* _EXERCISE MATERIALS_
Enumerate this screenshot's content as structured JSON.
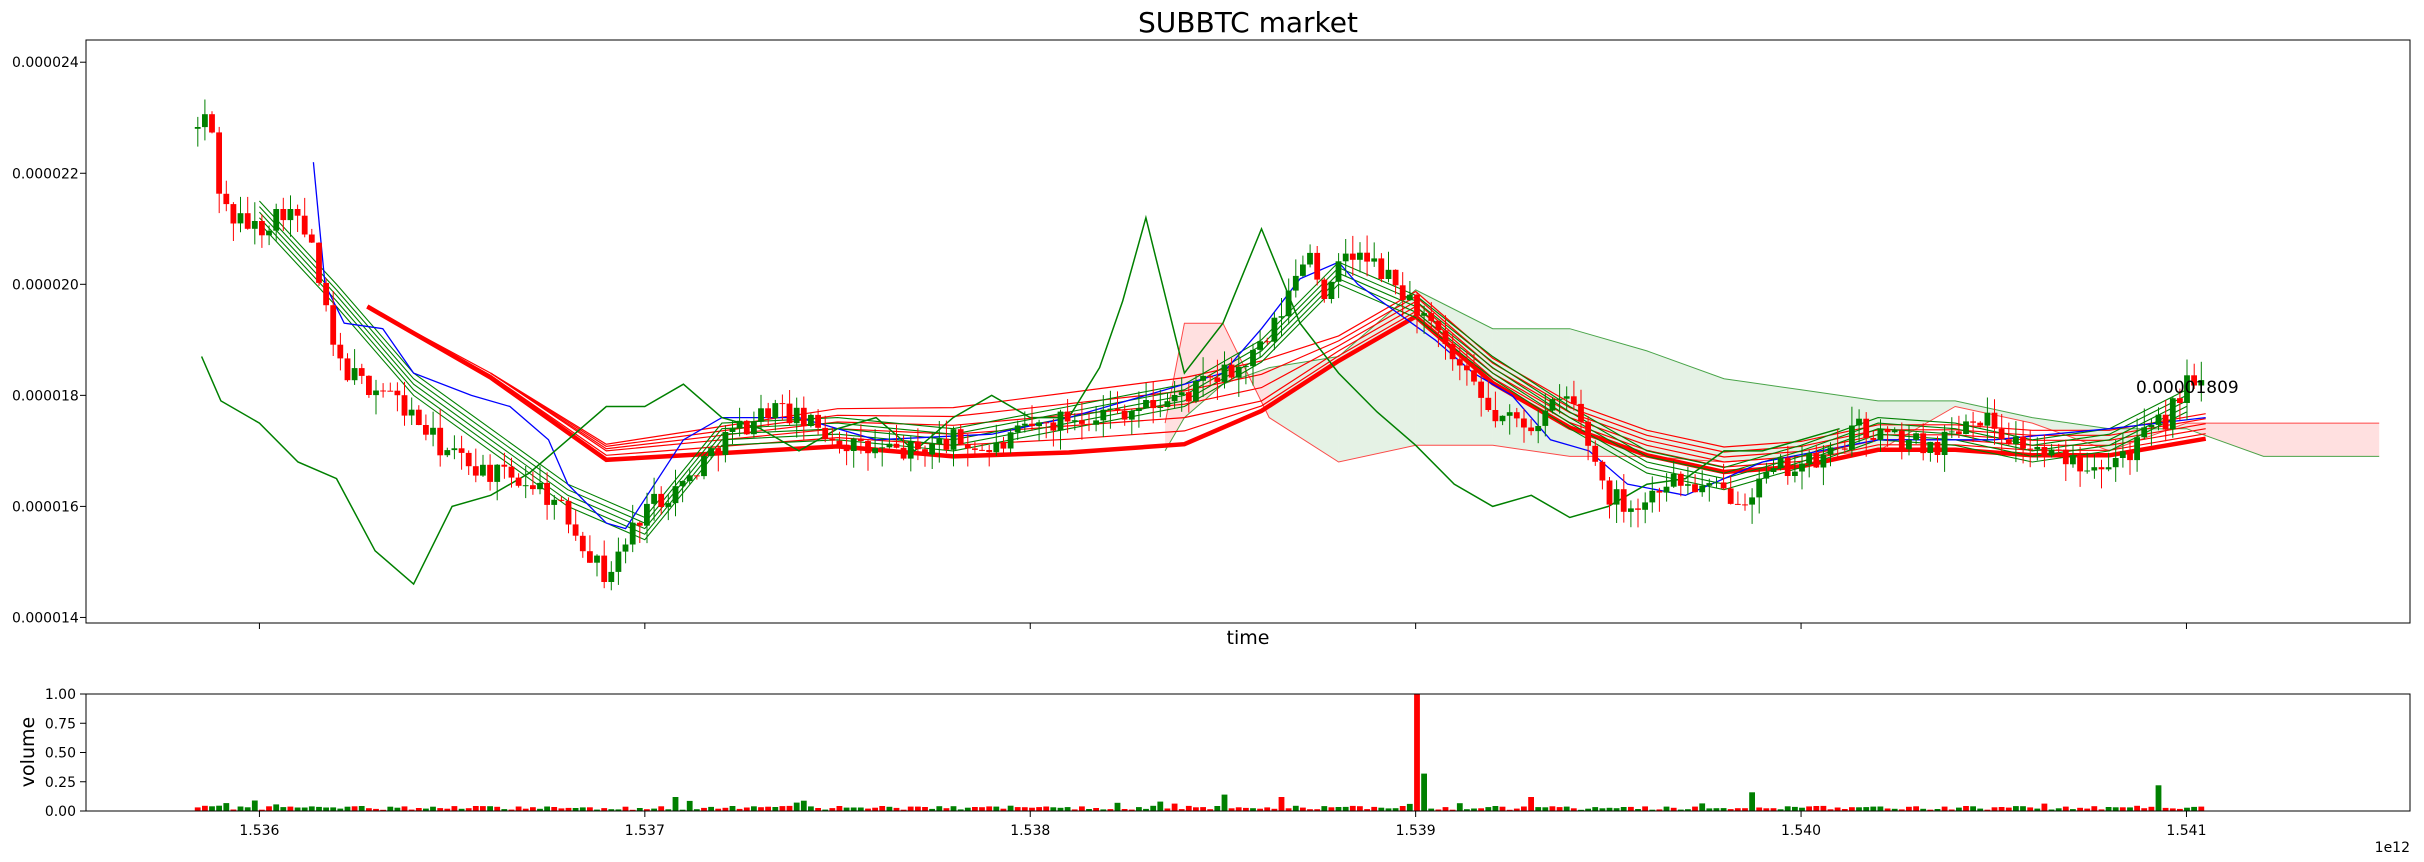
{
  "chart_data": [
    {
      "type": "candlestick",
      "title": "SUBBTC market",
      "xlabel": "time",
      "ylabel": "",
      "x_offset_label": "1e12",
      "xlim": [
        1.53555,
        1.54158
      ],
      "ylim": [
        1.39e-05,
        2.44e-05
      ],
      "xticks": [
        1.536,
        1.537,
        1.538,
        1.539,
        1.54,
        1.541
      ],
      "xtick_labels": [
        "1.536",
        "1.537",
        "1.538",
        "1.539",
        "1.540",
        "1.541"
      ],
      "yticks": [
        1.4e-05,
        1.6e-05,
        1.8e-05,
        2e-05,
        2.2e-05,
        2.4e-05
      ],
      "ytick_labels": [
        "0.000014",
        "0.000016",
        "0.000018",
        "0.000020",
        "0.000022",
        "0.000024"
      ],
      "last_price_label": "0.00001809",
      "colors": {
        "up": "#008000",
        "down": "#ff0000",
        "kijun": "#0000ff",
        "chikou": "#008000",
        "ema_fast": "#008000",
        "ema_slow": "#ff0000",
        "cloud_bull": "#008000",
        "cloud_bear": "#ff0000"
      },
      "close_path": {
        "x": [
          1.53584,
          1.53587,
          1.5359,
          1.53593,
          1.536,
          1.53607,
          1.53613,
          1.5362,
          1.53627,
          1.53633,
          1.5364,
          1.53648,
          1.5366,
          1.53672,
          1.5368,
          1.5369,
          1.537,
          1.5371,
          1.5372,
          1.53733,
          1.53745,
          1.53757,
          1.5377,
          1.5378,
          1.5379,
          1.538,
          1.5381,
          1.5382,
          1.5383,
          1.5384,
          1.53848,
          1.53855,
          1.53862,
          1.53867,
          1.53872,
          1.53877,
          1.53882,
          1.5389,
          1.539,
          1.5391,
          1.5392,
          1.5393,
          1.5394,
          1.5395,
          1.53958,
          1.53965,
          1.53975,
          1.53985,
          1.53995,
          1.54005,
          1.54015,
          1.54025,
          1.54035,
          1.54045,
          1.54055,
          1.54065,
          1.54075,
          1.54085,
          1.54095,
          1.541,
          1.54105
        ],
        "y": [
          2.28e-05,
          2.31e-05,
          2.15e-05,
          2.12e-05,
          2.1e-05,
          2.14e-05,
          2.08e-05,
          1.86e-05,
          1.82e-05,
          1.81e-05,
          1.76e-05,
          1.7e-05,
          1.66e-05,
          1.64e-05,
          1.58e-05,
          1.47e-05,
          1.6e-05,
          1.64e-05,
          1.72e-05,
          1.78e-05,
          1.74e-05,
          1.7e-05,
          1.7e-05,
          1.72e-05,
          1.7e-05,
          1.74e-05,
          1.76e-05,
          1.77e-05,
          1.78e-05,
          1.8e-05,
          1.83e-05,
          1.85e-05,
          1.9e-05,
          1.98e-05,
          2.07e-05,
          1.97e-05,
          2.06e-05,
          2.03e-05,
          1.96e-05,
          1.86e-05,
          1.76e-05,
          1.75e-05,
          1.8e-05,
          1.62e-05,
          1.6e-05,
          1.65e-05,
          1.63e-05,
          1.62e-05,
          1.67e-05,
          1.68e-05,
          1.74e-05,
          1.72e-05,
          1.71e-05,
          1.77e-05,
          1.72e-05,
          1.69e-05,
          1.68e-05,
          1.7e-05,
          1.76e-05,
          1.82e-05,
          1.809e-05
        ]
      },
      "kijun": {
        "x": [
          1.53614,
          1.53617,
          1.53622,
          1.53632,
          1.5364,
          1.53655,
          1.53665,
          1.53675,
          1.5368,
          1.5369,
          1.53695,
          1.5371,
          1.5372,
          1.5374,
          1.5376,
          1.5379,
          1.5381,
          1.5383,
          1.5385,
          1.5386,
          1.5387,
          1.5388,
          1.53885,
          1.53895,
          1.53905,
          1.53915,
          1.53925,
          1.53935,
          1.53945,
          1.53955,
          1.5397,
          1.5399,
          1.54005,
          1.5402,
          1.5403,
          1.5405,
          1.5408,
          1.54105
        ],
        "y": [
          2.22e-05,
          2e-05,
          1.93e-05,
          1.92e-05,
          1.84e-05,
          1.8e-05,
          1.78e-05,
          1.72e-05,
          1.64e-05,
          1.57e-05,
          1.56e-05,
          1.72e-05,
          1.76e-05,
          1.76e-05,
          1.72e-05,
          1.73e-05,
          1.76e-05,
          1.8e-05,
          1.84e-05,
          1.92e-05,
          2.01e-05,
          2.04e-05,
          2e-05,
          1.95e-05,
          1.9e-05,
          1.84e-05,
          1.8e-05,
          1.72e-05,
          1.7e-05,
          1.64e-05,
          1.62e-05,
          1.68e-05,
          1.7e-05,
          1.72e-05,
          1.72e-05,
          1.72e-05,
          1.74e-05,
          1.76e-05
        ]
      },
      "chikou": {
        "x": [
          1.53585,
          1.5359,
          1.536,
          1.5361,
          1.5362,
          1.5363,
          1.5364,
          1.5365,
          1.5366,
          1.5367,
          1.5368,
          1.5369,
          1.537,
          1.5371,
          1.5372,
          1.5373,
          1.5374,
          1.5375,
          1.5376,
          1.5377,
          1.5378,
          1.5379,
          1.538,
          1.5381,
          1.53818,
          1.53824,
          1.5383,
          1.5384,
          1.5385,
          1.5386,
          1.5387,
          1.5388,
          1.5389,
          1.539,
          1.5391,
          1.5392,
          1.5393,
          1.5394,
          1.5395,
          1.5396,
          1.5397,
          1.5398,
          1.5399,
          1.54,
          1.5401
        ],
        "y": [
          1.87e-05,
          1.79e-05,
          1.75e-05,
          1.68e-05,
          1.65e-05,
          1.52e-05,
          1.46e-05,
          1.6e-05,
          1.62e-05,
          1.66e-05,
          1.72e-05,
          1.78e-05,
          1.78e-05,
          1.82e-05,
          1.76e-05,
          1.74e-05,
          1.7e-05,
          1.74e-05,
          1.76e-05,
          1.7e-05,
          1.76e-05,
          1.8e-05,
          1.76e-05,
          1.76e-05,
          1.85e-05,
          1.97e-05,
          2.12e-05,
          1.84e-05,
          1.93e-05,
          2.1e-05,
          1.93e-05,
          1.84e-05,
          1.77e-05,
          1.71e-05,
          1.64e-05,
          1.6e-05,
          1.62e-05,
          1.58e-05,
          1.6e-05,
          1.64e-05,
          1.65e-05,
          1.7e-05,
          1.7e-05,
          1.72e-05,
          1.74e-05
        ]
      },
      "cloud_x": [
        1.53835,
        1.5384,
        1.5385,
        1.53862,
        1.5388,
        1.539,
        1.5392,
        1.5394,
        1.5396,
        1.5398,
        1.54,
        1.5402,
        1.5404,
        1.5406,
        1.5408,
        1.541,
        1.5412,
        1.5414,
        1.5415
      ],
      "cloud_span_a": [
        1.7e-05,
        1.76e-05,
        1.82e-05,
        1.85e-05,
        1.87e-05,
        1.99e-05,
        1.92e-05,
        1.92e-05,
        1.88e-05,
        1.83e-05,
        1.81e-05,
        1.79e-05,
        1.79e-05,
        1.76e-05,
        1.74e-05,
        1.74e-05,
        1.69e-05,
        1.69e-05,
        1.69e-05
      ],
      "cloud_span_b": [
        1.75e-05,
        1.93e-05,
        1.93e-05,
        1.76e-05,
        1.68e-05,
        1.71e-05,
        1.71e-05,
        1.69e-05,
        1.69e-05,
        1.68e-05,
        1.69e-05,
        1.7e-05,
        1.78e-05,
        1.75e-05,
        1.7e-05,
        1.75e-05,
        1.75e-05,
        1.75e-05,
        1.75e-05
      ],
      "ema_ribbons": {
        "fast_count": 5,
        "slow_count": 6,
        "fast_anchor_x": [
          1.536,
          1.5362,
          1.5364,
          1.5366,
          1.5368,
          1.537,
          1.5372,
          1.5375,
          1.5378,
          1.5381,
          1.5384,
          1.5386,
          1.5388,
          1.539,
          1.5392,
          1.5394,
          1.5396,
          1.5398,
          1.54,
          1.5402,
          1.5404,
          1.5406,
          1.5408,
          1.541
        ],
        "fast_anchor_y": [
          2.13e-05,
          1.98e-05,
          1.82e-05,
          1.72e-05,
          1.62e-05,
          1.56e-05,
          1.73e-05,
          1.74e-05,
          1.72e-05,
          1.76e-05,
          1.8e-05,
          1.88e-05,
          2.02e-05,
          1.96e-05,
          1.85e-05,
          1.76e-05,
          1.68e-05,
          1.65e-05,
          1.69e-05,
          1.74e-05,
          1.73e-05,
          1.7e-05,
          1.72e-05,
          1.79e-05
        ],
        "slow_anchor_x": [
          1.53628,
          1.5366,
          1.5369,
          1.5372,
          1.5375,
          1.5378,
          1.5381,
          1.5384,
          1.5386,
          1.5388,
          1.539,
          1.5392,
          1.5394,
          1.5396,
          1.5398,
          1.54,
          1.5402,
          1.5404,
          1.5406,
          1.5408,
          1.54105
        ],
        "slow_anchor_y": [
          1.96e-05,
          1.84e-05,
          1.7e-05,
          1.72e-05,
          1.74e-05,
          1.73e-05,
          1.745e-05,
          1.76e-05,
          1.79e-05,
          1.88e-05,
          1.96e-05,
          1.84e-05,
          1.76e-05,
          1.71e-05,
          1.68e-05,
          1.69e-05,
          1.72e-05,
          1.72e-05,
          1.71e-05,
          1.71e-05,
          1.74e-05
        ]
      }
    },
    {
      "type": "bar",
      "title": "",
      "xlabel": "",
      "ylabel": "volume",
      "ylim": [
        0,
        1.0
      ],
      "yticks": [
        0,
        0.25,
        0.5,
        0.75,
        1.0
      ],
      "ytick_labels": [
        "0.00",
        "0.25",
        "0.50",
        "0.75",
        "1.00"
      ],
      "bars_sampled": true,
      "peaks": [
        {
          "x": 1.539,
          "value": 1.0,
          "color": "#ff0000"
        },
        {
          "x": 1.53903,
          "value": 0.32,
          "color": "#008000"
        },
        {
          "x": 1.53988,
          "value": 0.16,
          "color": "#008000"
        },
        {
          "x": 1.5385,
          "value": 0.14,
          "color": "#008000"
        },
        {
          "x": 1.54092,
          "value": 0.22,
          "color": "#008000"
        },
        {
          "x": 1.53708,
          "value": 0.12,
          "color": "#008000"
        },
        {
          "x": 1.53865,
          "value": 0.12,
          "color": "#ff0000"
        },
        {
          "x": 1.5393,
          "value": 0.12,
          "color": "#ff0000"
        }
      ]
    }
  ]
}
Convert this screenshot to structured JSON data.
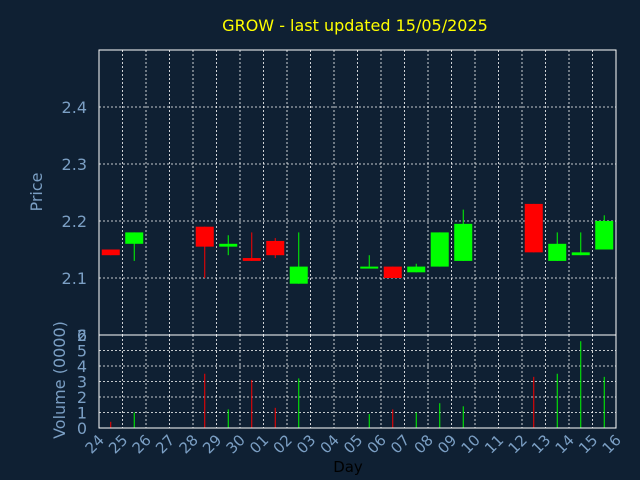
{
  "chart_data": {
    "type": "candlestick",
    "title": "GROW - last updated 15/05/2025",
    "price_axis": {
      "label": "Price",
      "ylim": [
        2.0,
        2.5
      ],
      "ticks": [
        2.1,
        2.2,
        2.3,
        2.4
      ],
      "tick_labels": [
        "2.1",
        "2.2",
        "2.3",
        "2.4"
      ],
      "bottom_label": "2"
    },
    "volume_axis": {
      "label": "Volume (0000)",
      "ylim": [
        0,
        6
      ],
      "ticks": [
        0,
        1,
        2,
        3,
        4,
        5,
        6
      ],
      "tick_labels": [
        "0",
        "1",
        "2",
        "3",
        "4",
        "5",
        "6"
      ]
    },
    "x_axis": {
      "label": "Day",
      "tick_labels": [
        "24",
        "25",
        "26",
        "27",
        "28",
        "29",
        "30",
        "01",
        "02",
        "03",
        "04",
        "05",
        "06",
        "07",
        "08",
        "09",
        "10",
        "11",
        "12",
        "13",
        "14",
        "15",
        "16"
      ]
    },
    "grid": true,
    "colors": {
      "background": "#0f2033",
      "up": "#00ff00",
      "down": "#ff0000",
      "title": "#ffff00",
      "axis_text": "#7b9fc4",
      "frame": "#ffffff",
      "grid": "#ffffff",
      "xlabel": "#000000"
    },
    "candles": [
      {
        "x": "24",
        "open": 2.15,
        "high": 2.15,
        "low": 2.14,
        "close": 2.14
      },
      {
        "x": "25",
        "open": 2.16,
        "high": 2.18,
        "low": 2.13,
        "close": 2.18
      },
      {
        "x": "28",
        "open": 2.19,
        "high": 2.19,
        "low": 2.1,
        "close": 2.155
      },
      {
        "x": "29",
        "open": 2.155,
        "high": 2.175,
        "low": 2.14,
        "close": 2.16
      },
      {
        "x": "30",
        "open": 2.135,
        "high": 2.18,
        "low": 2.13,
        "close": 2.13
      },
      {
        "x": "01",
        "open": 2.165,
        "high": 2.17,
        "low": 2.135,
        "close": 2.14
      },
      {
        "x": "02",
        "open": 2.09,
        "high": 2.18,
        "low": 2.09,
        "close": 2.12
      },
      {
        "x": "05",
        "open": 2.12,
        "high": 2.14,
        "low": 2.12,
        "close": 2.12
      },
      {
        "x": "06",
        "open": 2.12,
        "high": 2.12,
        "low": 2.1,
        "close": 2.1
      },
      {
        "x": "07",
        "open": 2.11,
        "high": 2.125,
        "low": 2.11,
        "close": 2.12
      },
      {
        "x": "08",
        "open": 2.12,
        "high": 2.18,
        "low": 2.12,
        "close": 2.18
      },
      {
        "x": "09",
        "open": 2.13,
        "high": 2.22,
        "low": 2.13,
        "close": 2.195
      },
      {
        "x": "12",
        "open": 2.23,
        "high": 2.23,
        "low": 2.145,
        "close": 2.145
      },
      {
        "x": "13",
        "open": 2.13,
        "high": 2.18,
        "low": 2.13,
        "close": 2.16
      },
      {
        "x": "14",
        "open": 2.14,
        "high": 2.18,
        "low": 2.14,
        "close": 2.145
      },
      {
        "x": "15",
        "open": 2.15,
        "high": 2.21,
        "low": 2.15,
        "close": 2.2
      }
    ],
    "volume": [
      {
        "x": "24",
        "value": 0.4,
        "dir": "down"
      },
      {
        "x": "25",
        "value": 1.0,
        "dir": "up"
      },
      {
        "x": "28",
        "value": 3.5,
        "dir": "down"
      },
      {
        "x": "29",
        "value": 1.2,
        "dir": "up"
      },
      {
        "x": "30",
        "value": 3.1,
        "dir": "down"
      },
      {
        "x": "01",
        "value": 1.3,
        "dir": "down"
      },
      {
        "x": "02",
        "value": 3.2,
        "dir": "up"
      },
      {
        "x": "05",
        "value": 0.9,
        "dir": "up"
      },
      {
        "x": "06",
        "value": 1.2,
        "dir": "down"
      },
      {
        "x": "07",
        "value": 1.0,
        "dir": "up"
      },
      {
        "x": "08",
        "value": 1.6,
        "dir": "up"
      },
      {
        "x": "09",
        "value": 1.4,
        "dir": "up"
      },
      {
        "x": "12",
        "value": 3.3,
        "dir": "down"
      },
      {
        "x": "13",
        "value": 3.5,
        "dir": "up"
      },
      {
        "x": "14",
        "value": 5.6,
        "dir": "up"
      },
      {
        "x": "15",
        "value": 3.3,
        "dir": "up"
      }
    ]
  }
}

* _TASK OBJECTIVE_
Within the listing above, copy each line that has the string "title".

* _ANSWER FOR THE TASK_
      "title": "SUBBTC market",
      "title": "",
    "title": "GROW - last updated 15/05/2025",
      "title": "#ffff00",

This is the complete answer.